**Excerpted data:**
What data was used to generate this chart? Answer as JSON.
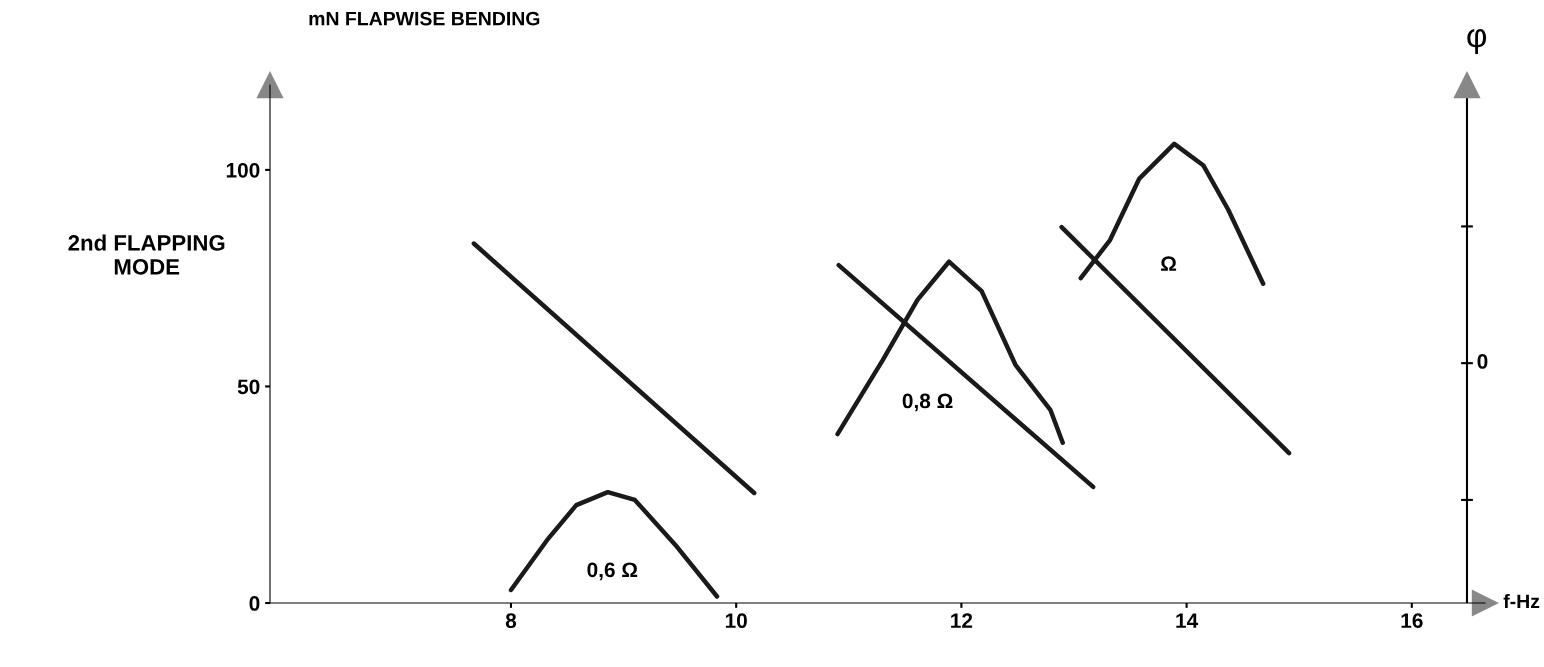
{
  "chart_data": {
    "type": "line",
    "ylabel": "mN FLAPWISE BENDING",
    "y2label": "φ",
    "xlabel": "f-Hz",
    "xlim": [
      5.86,
      16.65
    ],
    "xticks": [
      8,
      10,
      12,
      14,
      16
    ],
    "ylim": [
      0,
      119.6
    ],
    "yticks": [
      0,
      50,
      100
    ],
    "grid": false,
    "marker": "none",
    "line_style": "solid",
    "ref_lines": [
      {
        "axis": "x",
        "value": 16.49,
        "color": "#000000",
        "line_style": "solid"
      }
    ],
    "series": [
      {
        "color": "#1a1a1a",
        "x": [
          8.0,
          8.32,
          8.58,
          8.86,
          9.1,
          9.46,
          9.83
        ],
        "values": [
          3,
          14.5,
          22.6,
          25.6,
          23.8,
          13.4,
          1.5
        ]
      },
      {
        "color": "#1a1a1a",
        "x": [
          7.67,
          10.16
        ],
        "values": [
          83,
          25.4
        ]
      },
      {
        "color": "#1a1a1a",
        "x": [
          10.9,
          11.3,
          11.61,
          11.89,
          12.18,
          12.48,
          12.79,
          12.9
        ],
        "values": [
          39,
          56,
          70,
          78.8,
          72,
          55,
          44.6,
          37
        ]
      },
      {
        "color": "#1a1a1a",
        "x": [
          10.91,
          13.17
        ],
        "values": [
          78,
          26.8
        ]
      },
      {
        "color": "#1a1a1a",
        "x": [
          13.06,
          13.32,
          13.58,
          13.89,
          14.15,
          14.37,
          14.68
        ],
        "values": [
          75,
          83.8,
          98,
          106,
          101,
          90.8,
          73.7
        ]
      },
      {
        "color": "#1a1a1a",
        "x": [
          12.89,
          14.91
        ],
        "values": [
          86.8,
          34.6
        ]
      }
    ],
    "annotations": [
      "0,6 Ω",
      "0,8 Ω",
      "Ω",
      "2nd FLAPPING\nMODE",
      "0"
    ]
  }
}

**Task details:**
Transcribe the preceding listing in its entirety and with exact wording, leaving out pictures.

**Solution to the problem:**
What data was used to generate this chart? Answer as JSON.
{
  "chart_data": {
    "type": "line",
    "ylabel": "mN FLAPWISE BENDING",
    "y2label": "φ",
    "xlabel": "f-Hz",
    "xlim": [
      5.86,
      16.65
    ],
    "xticks": [
      8,
      10,
      12,
      14,
      16
    ],
    "ylim": [
      0,
      119.6
    ],
    "yticks": [
      0,
      50,
      100
    ],
    "grid": false,
    "marker": "none",
    "line_style": "solid",
    "ref_lines": [
      {
        "axis": "x",
        "value": 16.49,
        "color": "#000000",
        "line_style": "solid"
      }
    ],
    "series": [
      {
        "color": "#1a1a1a",
        "x": [
          8.0,
          8.32,
          8.58,
          8.86,
          9.1,
          9.46,
          9.83
        ],
        "values": [
          3,
          14.5,
          22.6,
          25.6,
          23.8,
          13.4,
          1.5
        ]
      },
      {
        "color": "#1a1a1a",
        "x": [
          7.67,
          10.16
        ],
        "values": [
          83,
          25.4
        ]
      },
      {
        "color": "#1a1a1a",
        "x": [
          10.9,
          11.3,
          11.61,
          11.89,
          12.18,
          12.48,
          12.79,
          12.9
        ],
        "values": [
          39,
          56,
          70,
          78.8,
          72,
          55,
          44.6,
          37
        ]
      },
      {
        "color": "#1a1a1a",
        "x": [
          10.91,
          13.17
        ],
        "values": [
          78,
          26.8
        ]
      },
      {
        "color": "#1a1a1a",
        "x": [
          13.06,
          13.32,
          13.58,
          13.89,
          14.15,
          14.37,
          14.68
        ],
        "values": [
          75,
          83.8,
          98,
          106,
          101,
          90.8,
          73.7
        ]
      },
      {
        "color": "#1a1a1a",
        "x": [
          12.89,
          14.91
        ],
        "values": [
          86.8,
          34.6
        ]
      }
    ],
    "annotations": [
      "0,6 Ω",
      "0,8 Ω",
      "Ω",
      "2nd FLAPPING\nMODE",
      "0"
    ]
  }
}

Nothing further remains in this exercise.